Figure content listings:
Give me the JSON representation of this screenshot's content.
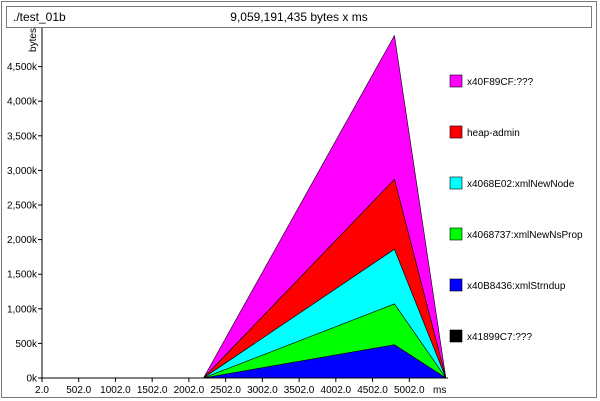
{
  "header": {
    "program": "./test_01b",
    "total": "9,059,191,435 bytes x ms"
  },
  "chart_data": {
    "type": "area",
    "stacked": true,
    "xlabel": "ms",
    "ylabel": "bytes",
    "xlim": [
      2.0,
      5502.0
    ],
    "ylim": [
      0,
      5000000
    ],
    "x_ticks": [
      "2.0",
      "502.0",
      "1002.0",
      "1502.0",
      "2002.0",
      "2502.0",
      "3002.0",
      "3502.0",
      "4002.0",
      "4502.0",
      "5002.0"
    ],
    "y_ticks": [
      "0k",
      "500k",
      "1,000k",
      "1,500k",
      "2,000k",
      "2,500k",
      "3,000k",
      "3,500k",
      "4,000k",
      "4,500k"
    ],
    "x": [
      2.0,
      2100,
      2200,
      4800,
      5500
    ],
    "series": [
      {
        "name": "x41899C7:???",
        "color": "#000000",
        "values": [
          0,
          0,
          0,
          0,
          0
        ]
      },
      {
        "name": "x40B8436:xmlStrndup",
        "color": "#0000ff",
        "values": [
          0,
          0,
          0,
          480000,
          0
        ]
      },
      {
        "name": "x4068737:xmlNewNsProp",
        "color": "#00ff00",
        "values": [
          0,
          0,
          0,
          590000,
          0
        ]
      },
      {
        "name": "x4068E02:xmlNewNode",
        "color": "#00ffff",
        "values": [
          0,
          0,
          0,
          790000,
          0
        ]
      },
      {
        "name": "heap-admin",
        "color": "#ff0000",
        "values": [
          0,
          0,
          0,
          1010000,
          0
        ]
      },
      {
        "name": "x40F89CF:???",
        "color": "#ff00ff",
        "values": [
          0,
          0,
          0,
          2080000,
          0
        ]
      }
    ],
    "legend_placement": "right",
    "legend_order": [
      "x40F89CF:???",
      "heap-admin",
      "x4068E02:xmlNewNode",
      "x4068737:xmlNewNsProp",
      "x40B8436:xmlStrndup",
      "x41899C7:???"
    ]
  }
}
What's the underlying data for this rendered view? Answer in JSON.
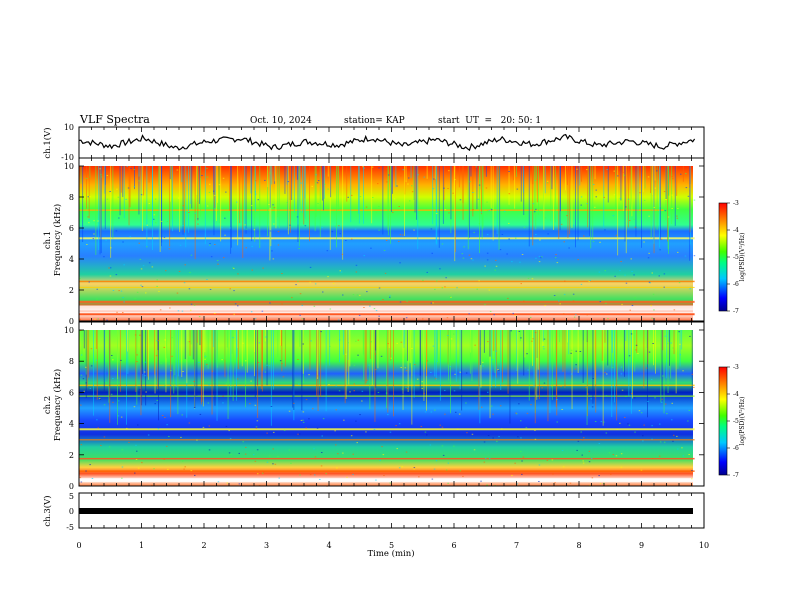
{
  "header": {
    "title": "VLF Spectra",
    "date": "Oct. 10, 2024",
    "station": "station= KAP",
    "start_time": "start  UT  =   20: 50: 1"
  },
  "colors": {
    "axis": "#000000",
    "trace": "#000000",
    "background": "#ffffff"
  },
  "chart_data": [
    {
      "type": "line",
      "id": "ch1-waveform",
      "ylabel": "ch.1(V)",
      "ylim": [
        -10,
        10
      ],
      "yticks": [
        "10",
        "-10"
      ],
      "xlim": [
        0,
        10
      ],
      "description_series": "time-domain voltage trace, fluctuating roughly between -5 and 5 V",
      "series": [
        {
          "name": "ch.1",
          "values": [
            2.1,
            -3.4,
            4.0,
            -5.2,
            1.2,
            3.8,
            -4.6,
            0.9,
            -2.2,
            4.4,
            -3.1,
            2.6,
            -4.8,
            3.3,
            -1.7,
            4.9,
            -2.9,
            1.4,
            -3.9,
            2.8
          ]
        }
      ]
    },
    {
      "type": "heatmap",
      "id": "ch1-spectrogram",
      "ylabel_top": "ch.1",
      "ylabel": "Frequency (kHz)",
      "ylim": [
        0,
        10
      ],
      "yticks": [
        "0",
        "2",
        "4",
        "6",
        "8",
        "10"
      ],
      "xlim": [
        0,
        10
      ],
      "colorbar": {
        "label": "log(PSD)(V²/Hz)",
        "range": [
          -7,
          -3
        ],
        "ticks": [
          "-3",
          "-4",
          "-5",
          "-6",
          "-7"
        ]
      }
    },
    {
      "type": "heatmap",
      "id": "ch2-spectrogram",
      "ylabel_top": "ch.2",
      "ylabel": "Frequency (kHz)",
      "ylim": [
        0,
        10
      ],
      "yticks": [
        "0",
        "2",
        "4",
        "6",
        "8",
        "10"
      ],
      "xlim": [
        0,
        10
      ],
      "colorbar": {
        "label": "log(PSD)(V²/Hz)",
        "range": [
          -7,
          -3
        ],
        "ticks": [
          "-3",
          "-4",
          "-5",
          "-6",
          "-7"
        ]
      }
    },
    {
      "type": "line",
      "id": "ch3-signal",
      "ylabel": "ch.3(V)",
      "ylim": [
        -5,
        5
      ],
      "yticks": [
        "5",
        "0",
        "-5"
      ],
      "xlim": [
        0,
        10
      ],
      "xlabel": "Time (min)",
      "xticks": [
        "0",
        "1",
        "2",
        "3",
        "4",
        "5",
        "6",
        "7",
        "8",
        "9",
        "10"
      ],
      "series": [
        {
          "name": "ch.3",
          "values": [
            0,
            0,
            0,
            0,
            0,
            0,
            0,
            0,
            0,
            0,
            0
          ]
        }
      ]
    }
  ]
}
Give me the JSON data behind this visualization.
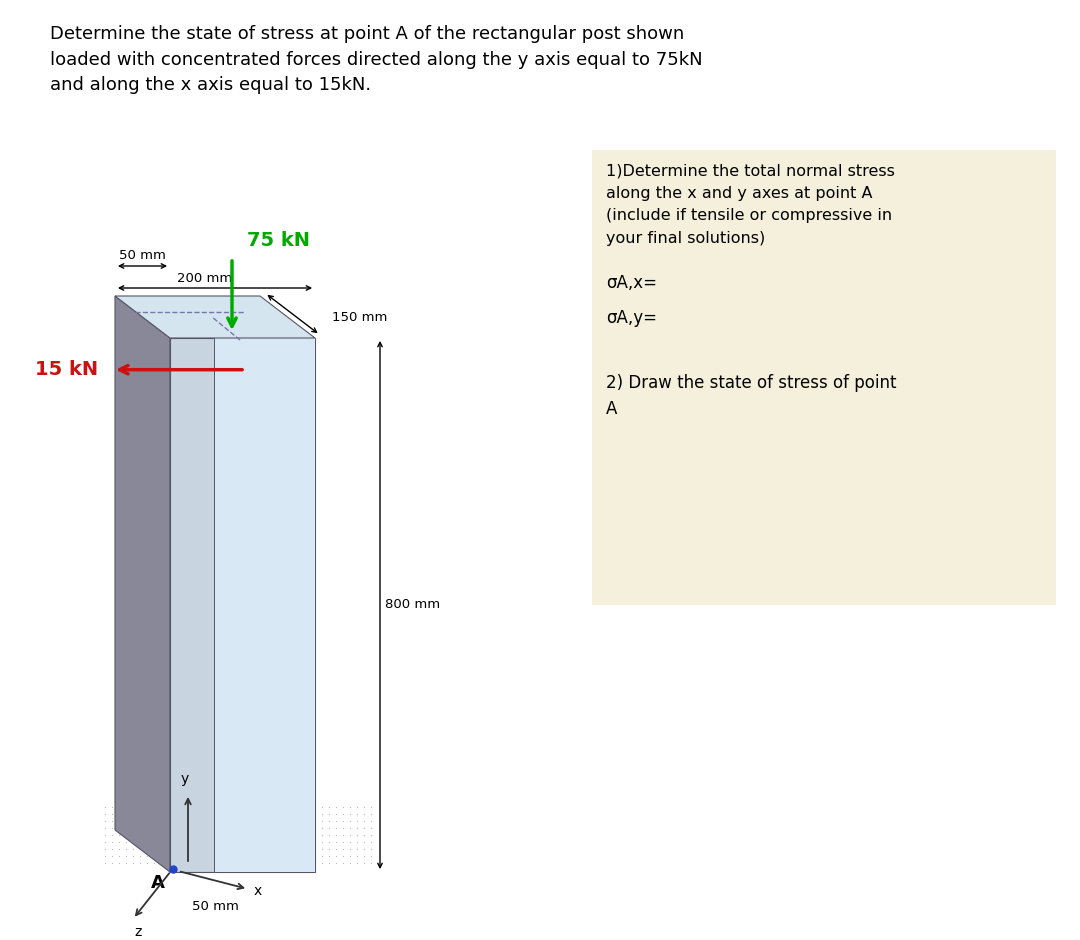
{
  "title_text": "Determine the state of stress at point A of the rectangular post shown\nloaded with concentrated forces directed along the y axis equal to 75kN\nand along the x axis equal to 15kN.",
  "title_fontsize": 13,
  "box_color": "#F5F0DC",
  "box_text_1": "1)Determine the total normal stress\nalong the x and y axes at point A\n(include if tensile or compressive in\nyour final solutions)",
  "box_sigma_x": "σA,x=",
  "box_sigma_y": "σA,y=",
  "box_text_2": "2) Draw the state of stress of point\nA",
  "force_75kN_label": "75 kN",
  "force_15kN_label": "15 kN",
  "dim_50mm_top": "50 mm",
  "dim_200mm": "200 mm",
  "dim_150mm": "150 mm",
  "dim_800mm": "800 mm",
  "dim_50mm_bot": "50 mm",
  "point_A_label": "A",
  "axis_x": "x",
  "axis_y": "y",
  "axis_z": "z",
  "post_front_color": "#C8D4E0",
  "post_right_color": "#9AAABB",
  "post_left_color": "#888898",
  "post_top_color": "#D5E5F0",
  "post_inner_color": "#B8CEDE",
  "edge_color": "#555566",
  "green_color": "#00AA00",
  "red_color": "#CC1111",
  "dot_color": "#BBBBBB",
  "axis_color": "#333333",
  "point_color": "#2244CC"
}
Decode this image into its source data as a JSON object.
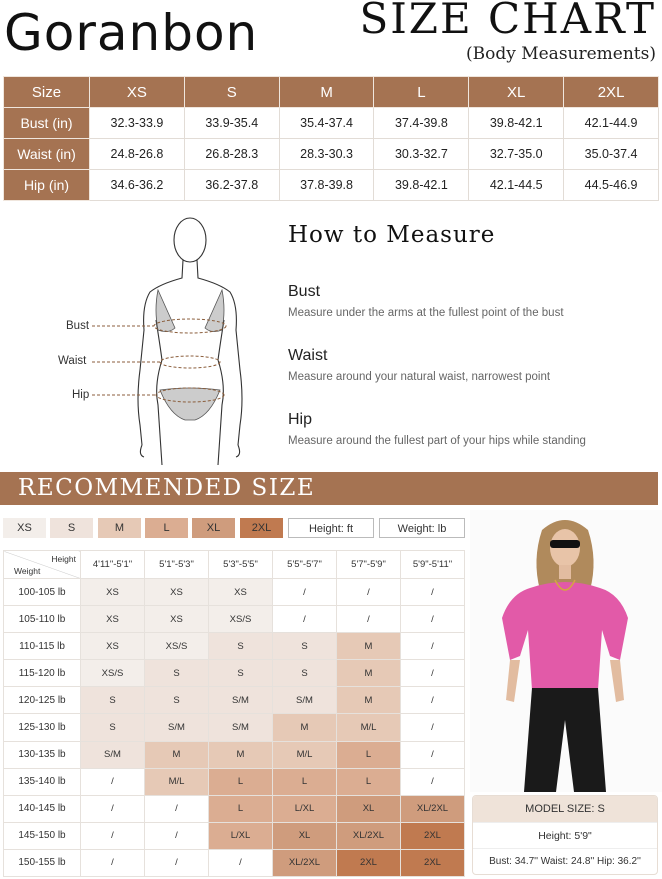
{
  "brand": "Goranbon",
  "title": "SIZE CHART",
  "subtitle": "(Body Measurements)",
  "body_table": {
    "headers": [
      "Size",
      "XS",
      "S",
      "M",
      "L",
      "XL",
      "2XL"
    ],
    "rows": [
      {
        "label": "Bust (in)",
        "values": [
          "32.3-33.9",
          "33.9-35.4",
          "35.4-37.4",
          "37.4-39.8",
          "39.8-42.1",
          "42.1-44.9"
        ]
      },
      {
        "label": "Waist (in)",
        "values": [
          "24.8-26.8",
          "26.8-28.3",
          "28.3-30.3",
          "30.3-32.7",
          "32.7-35.0",
          "35.0-37.4"
        ]
      },
      {
        "label": "Hip (in)",
        "values": [
          "34.6-36.2",
          "36.2-37.8",
          "37.8-39.8",
          "39.8-42.1",
          "42.1-44.5",
          "44.5-46.9"
        ]
      }
    ]
  },
  "how_to": {
    "title": "How to Measure",
    "figure_labels": [
      "Bust",
      "Waist",
      "Hip"
    ],
    "items": [
      {
        "name": "Bust",
        "desc": "Measure under the arms at the fullest point of the bust"
      },
      {
        "name": "Waist",
        "desc": "Measure around your natural waist, narrowest point"
      },
      {
        "name": "Hip",
        "desc": "Measure around the fullest part of your hips while standing"
      }
    ]
  },
  "recommended": {
    "title": "RECOMMENDED SIZE",
    "legend": [
      {
        "label": "XS",
        "color": "#f3eeea"
      },
      {
        "label": "S",
        "color": "#efe3dc"
      },
      {
        "label": "M",
        "color": "#e6c9b6"
      },
      {
        "label": "L",
        "color": "#dbad92"
      },
      {
        "label": "XL",
        "color": "#cf9c7d"
      },
      {
        "label": "2XL",
        "color": "#c07a50"
      }
    ],
    "height_unit": "Height: ft",
    "weight_unit": "Weight: lb",
    "corner_height": "Height",
    "corner_weight": "Weight",
    "heights": [
      "4'11\"-5'1\"",
      "5'1\"-5'3\"",
      "5'3\"-5'5\"",
      "5'5\"-5'7\"",
      "5'7\"-5'9\"",
      "5'9\"-5'11\""
    ],
    "rows": [
      {
        "weight": "100-105 lb",
        "cells": [
          "XS",
          "XS",
          "XS",
          "/",
          "/",
          "/"
        ],
        "tones": [
          "XS",
          "XS",
          "XS",
          "",
          "",
          ""
        ]
      },
      {
        "weight": "105-110 lb",
        "cells": [
          "XS",
          "XS",
          "XS/S",
          "/",
          "/",
          "/"
        ],
        "tones": [
          "XS",
          "XS",
          "XS",
          "",
          "",
          ""
        ]
      },
      {
        "weight": "110-115 lb",
        "cells": [
          "XS",
          "XS/S",
          "S",
          "S",
          "M",
          "/"
        ],
        "tones": [
          "XS",
          "XS",
          "S",
          "S",
          "M",
          ""
        ]
      },
      {
        "weight": "115-120 lb",
        "cells": [
          "XS/S",
          "S",
          "S",
          "S",
          "M",
          "/"
        ],
        "tones": [
          "XS",
          "S",
          "S",
          "S",
          "M",
          ""
        ]
      },
      {
        "weight": "120-125 lb",
        "cells": [
          "S",
          "S",
          "S/M",
          "S/M",
          "M",
          "/"
        ],
        "tones": [
          "S",
          "S",
          "S",
          "S",
          "M",
          ""
        ]
      },
      {
        "weight": "125-130 lb",
        "cells": [
          "S",
          "S/M",
          "S/M",
          "M",
          "M/L",
          "/"
        ],
        "tones": [
          "S",
          "S",
          "S",
          "M",
          "M",
          ""
        ]
      },
      {
        "weight": "130-135 lb",
        "cells": [
          "S/M",
          "M",
          "M",
          "M/L",
          "L",
          "/"
        ],
        "tones": [
          "S",
          "M",
          "M",
          "M",
          "L",
          ""
        ]
      },
      {
        "weight": "135-140 lb",
        "cells": [
          "/",
          "M/L",
          "L",
          "L",
          "L",
          "/"
        ],
        "tones": [
          "",
          "M",
          "L",
          "L",
          "L",
          ""
        ]
      },
      {
        "weight": "140-145 lb",
        "cells": [
          "/",
          "/",
          "L",
          "L/XL",
          "XL",
          "XL/2XL"
        ],
        "tones": [
          "",
          "",
          "L",
          "L",
          "XL",
          "XL"
        ]
      },
      {
        "weight": "145-150 lb",
        "cells": [
          "/",
          "/",
          "L/XL",
          "XL",
          "XL/2XL",
          "2XL"
        ],
        "tones": [
          "",
          "",
          "L",
          "XL",
          "XL",
          "2XL"
        ]
      },
      {
        "weight": "150-155 lb",
        "cells": [
          "/",
          "/",
          "/",
          "XL/2XL",
          "2XL",
          "2XL"
        ],
        "tones": [
          "",
          "",
          "",
          "XL",
          "2XL",
          "2XL"
        ]
      }
    ]
  },
  "model": {
    "size": "MODEL SIZE: S",
    "height": "Height: 5'9\"",
    "measurements": "Bust: 34.7'' Waist: 24.8'' Hip: 36.2''"
  },
  "colors": {
    "accent": "#a57352",
    "top": "#e25aa8"
  }
}
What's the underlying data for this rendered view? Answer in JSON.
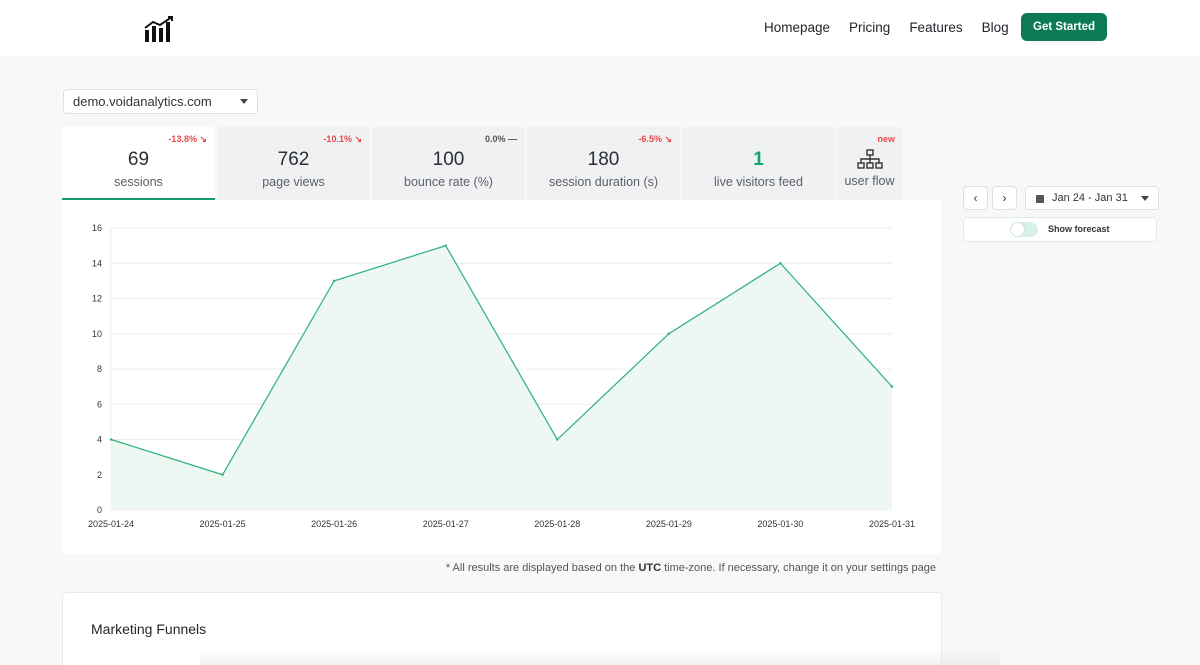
{
  "nav": {
    "logo_icon": "bar-chart-trend-icon",
    "links": [
      "Homepage",
      "Pricing",
      "Features",
      "Blog"
    ],
    "cta_label": "Get Started",
    "cta_color": "#0d7a57"
  },
  "site_selector": {
    "value": "demo.voidanalytics.com"
  },
  "stats": [
    {
      "value": "69",
      "label": "sessions",
      "delta": "-13.8% ↘"
    },
    {
      "value": "762",
      "label": "page views",
      "delta": "-10.1% ↘"
    },
    {
      "value": "100",
      "label": "bounce rate (%)",
      "delta": "0.0% —"
    },
    {
      "value": "180",
      "label": "session duration (s)",
      "delta": "-6.5% ↘"
    },
    {
      "value": "1",
      "label": "live visitors feed"
    },
    {
      "label": "user flow",
      "badge": "new",
      "icon": "sitemap-icon"
    }
  ],
  "chart_data": {
    "type": "area",
    "x": [
      "2025-01-24",
      "2025-01-25",
      "2025-01-26",
      "2025-01-27",
      "2025-01-28",
      "2025-01-29",
      "2025-01-30",
      "2025-01-31"
    ],
    "values": [
      4,
      2,
      13,
      15,
      4,
      10,
      14,
      7
    ],
    "yticks": [
      0,
      2,
      4,
      6,
      8,
      10,
      12,
      14,
      16
    ],
    "ylim": [
      0,
      16
    ],
    "grid": true,
    "line_color": "#2bb07a",
    "fill_color": "#eef8f3"
  },
  "date_controls": {
    "prev_icon": "chevron-left-icon",
    "next_icon": "chevron-right-icon",
    "prev": "‹",
    "next": "›",
    "range": "Jan 24 - Jan 31"
  },
  "forecast": {
    "label": "Show forecast",
    "enabled": false
  },
  "timezone_note": {
    "prefix": "* All results are displayed based on the ",
    "tz": "UTC",
    "suffix": " time-zone. If necessary, change it on your settings page"
  },
  "funnels": {
    "title": "Marketing Funnels"
  }
}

Given exercise:
Search the records above for the string "name". Copy every line that contains it.

The result:
        "name": "x41899C7:???",
        "name": "x40B8436:xmlStrndup",
        "name": "x4068737:xmlNewNsProp",
        "name": "x4068E02:xmlNewNode",
        "name": "heap-admin",
        "name": "x40F89CF:???",
          "name": "ch.1",
          "name": "ch.3",
        "name": "Bust",
        "name": "Waist",
        "name": "Hip",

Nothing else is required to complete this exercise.